§ **TUGAS A**
Dalam teks tentang diversifikasi pangan, apa saja dua alasan yang dikaitkan dengan Program P2KP?
§ **TUGAS B**
Tuliskan lanjutan teks tentang diversifikasi pangan, dimulai sesudah kalimat terakhirnya.

§ **TEKS TERSEDIA**
Selama ini dalam rangka meningkatkan ketahanan pangan pemerintah mencanangkan program diversifikasi pangan. Badan Ketahanan Pangan (BKP) dan jajarannya di daerah gencar mengampanyekan Program P2KP (percepatan penganekaragaman konsumsi pangan). Program ini dikaitkan dua alasan, pertama, karena kebutuhan beras dalam negeri yang terus meningkat sehingga impor beras semakin meningkat pula, kedua, karena skor PPH (Pola Pangan Harapan) yang masih rendah. Menurut Penulis, pemahaman permasalahan dan kebijakan tersebut perlu ditinjau kembali.
Kebutuhan beras penduduk yang meningkat merupakan tantangan, mestinya direspon dengan upaya keras untuk meningkatkan produksi, bukan impor sebagai jalan mudah, jalan pintas yang justru potensi menimbulkan problem lebih besar dikemudian hari. Peluang masih luas ntuk meningkatkan produksi beras nasional mengingat potensi sumber daya alam dan faktor pendukung yang tersedia.

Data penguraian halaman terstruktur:

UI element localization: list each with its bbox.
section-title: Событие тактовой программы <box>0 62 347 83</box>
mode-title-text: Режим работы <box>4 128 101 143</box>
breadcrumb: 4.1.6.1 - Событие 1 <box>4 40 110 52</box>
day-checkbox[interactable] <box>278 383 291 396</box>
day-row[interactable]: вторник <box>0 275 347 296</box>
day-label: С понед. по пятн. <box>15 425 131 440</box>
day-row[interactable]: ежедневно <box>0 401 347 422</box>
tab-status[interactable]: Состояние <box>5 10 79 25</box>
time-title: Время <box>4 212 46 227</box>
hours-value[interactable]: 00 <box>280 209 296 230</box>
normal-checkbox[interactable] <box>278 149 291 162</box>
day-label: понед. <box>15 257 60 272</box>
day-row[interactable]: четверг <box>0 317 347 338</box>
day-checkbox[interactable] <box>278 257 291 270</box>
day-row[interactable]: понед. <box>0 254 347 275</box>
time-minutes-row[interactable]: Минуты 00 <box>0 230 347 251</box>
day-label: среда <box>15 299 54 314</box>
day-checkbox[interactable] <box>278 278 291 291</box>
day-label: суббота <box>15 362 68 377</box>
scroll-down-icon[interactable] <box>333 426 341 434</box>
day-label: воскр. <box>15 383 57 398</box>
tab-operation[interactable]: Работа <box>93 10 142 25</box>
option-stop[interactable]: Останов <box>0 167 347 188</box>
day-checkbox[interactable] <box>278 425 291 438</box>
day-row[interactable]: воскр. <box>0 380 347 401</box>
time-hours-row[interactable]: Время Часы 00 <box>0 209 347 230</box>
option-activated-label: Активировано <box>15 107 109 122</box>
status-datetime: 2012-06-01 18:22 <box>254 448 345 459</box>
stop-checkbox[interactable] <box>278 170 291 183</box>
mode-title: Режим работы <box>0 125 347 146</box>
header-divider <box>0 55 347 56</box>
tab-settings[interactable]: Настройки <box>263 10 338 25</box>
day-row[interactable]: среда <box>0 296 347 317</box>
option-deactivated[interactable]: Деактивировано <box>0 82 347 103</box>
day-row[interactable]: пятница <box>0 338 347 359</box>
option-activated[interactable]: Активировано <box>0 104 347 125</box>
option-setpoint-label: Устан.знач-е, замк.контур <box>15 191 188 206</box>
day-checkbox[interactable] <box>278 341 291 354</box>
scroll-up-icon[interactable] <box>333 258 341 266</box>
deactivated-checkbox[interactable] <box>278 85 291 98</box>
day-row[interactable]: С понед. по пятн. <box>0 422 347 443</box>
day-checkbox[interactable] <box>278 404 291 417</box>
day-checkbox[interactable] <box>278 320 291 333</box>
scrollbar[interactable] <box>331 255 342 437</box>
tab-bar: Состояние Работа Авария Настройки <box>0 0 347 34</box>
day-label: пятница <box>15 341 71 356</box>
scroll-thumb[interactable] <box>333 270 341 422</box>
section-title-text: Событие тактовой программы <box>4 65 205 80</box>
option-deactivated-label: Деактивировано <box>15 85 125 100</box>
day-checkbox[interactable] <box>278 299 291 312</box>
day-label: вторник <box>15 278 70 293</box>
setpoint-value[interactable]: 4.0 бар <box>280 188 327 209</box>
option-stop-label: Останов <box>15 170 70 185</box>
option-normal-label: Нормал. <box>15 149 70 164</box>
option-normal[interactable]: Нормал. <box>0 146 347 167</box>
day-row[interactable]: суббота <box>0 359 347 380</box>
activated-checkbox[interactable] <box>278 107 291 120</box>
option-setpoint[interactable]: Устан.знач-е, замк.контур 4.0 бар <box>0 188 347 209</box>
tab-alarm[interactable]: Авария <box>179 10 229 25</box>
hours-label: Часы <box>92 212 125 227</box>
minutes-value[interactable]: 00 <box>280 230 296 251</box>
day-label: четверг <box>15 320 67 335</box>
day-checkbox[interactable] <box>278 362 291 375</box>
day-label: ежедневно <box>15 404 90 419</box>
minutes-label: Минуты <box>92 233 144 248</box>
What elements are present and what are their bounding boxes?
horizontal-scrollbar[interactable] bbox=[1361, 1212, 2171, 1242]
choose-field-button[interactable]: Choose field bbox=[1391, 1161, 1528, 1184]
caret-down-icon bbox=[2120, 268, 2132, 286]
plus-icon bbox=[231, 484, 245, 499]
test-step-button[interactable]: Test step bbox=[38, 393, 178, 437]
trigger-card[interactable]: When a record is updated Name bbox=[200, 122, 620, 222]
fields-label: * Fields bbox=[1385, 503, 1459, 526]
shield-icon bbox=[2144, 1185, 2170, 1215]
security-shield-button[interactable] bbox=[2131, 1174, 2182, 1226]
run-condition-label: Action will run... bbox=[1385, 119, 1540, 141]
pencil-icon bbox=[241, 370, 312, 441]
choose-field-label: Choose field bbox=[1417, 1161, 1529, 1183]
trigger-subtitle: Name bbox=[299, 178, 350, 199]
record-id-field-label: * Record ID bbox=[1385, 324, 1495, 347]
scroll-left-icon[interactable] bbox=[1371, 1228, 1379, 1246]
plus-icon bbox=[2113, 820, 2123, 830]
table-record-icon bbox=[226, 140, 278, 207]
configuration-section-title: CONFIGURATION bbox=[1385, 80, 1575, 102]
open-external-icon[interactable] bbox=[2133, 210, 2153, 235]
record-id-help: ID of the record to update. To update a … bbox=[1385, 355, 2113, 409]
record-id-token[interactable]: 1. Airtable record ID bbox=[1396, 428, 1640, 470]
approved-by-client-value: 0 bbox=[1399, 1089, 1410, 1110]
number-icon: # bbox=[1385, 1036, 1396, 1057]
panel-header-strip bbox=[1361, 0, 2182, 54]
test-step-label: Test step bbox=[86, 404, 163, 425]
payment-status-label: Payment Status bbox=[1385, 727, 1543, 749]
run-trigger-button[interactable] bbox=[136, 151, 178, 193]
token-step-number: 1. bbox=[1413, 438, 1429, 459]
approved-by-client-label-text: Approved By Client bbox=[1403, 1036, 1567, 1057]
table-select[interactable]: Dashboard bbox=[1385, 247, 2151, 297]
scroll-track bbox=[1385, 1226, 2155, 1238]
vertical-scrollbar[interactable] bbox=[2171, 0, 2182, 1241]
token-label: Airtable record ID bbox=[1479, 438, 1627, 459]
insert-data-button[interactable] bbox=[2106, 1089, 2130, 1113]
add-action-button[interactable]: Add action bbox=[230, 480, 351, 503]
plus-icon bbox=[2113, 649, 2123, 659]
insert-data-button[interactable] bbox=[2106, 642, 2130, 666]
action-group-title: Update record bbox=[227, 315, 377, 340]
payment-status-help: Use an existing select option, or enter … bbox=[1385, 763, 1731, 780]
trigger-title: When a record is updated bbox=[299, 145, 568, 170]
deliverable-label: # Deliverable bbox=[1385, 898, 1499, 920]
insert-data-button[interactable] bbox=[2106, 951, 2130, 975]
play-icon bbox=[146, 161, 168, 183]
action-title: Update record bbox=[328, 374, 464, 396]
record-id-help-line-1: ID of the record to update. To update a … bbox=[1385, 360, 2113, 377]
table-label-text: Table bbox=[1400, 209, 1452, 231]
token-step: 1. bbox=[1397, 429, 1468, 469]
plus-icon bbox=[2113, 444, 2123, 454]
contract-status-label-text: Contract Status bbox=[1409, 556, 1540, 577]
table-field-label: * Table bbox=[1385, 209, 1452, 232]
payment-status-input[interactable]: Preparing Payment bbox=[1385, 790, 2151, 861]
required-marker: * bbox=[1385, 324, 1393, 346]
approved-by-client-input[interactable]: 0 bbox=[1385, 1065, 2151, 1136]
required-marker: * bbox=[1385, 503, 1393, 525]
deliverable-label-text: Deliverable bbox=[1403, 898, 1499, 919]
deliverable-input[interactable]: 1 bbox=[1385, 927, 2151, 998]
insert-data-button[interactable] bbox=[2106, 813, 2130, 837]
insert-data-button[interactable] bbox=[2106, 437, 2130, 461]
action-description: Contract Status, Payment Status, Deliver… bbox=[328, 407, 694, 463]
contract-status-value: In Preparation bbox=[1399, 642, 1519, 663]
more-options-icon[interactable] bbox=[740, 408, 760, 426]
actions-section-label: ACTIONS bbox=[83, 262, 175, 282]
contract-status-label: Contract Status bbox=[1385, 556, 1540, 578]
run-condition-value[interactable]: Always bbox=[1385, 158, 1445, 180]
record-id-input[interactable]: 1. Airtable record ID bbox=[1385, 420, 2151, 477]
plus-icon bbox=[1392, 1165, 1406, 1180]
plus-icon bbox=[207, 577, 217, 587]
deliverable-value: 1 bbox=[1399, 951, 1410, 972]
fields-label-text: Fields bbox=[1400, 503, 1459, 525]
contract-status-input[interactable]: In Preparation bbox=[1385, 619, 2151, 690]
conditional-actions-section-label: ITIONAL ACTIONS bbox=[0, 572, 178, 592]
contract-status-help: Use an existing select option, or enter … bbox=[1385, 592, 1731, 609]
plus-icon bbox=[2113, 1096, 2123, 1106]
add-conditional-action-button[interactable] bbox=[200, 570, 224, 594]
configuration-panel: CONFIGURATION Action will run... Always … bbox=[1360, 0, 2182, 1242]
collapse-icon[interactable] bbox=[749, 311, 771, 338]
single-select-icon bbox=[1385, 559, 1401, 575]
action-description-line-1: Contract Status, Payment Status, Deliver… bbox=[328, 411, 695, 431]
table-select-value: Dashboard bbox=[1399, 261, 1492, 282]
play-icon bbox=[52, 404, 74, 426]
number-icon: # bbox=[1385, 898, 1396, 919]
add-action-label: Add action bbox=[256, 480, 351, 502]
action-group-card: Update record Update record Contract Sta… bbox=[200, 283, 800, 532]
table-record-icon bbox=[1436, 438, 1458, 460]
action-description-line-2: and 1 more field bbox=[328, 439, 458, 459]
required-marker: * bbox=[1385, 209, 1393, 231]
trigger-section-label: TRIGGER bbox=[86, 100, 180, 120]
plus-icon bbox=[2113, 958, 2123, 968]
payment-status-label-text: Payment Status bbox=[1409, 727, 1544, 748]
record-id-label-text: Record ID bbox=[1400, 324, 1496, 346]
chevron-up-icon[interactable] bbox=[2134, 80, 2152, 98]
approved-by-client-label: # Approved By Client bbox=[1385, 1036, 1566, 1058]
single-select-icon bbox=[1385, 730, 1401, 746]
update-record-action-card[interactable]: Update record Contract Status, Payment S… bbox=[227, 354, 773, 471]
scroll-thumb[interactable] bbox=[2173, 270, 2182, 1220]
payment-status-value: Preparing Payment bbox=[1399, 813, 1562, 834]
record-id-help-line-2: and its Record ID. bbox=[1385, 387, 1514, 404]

§ **KOTAK JAWABAN A**
Alasannya adalah kebutuhan beras dalam negeri yang terus meningkat sehingga impor beras ikut meningkat, serta skor PPH (Pola Pangan Harapan) yang masih rendah.

§ **KOTAK JAWABAN B**
Skor PPH yang rendah (sekitar 78, idealnya 100), menunjukkan bahwa pola konsumsi pangan masyarakat belum beragam. Tampaknya ini dimaknai bahwa selama ini konsumsi pangan pokok yang sebagian besar beras merupakan penyebab rendahnya angka PPH sehingga harus diganti dengan sumber karbohidrat lain. Alhasil, programnya adalah turunkan konsumsi beras, ganti/tingkatkan konsumsi sumber karbohidrat non-beras. Dengan kata lain, ganti beras dengan bahan nonberas sebagai pangan pokok. Yang dimaksud bahan non beras ini utamanya adalah umbi-umbian lokal. Pada dasarnya sangat tidak mudah mengubah kebiasaan makan bagi seseorang yang biasa makan nasi beralih ke umbi-umbian. Dari segi gizi mengganti beras dengan umbi-umbian berarti suatu kemunduran jika tidak dibarengi dengan peningkatan konsumsi sumber protein dan zat gizi lain.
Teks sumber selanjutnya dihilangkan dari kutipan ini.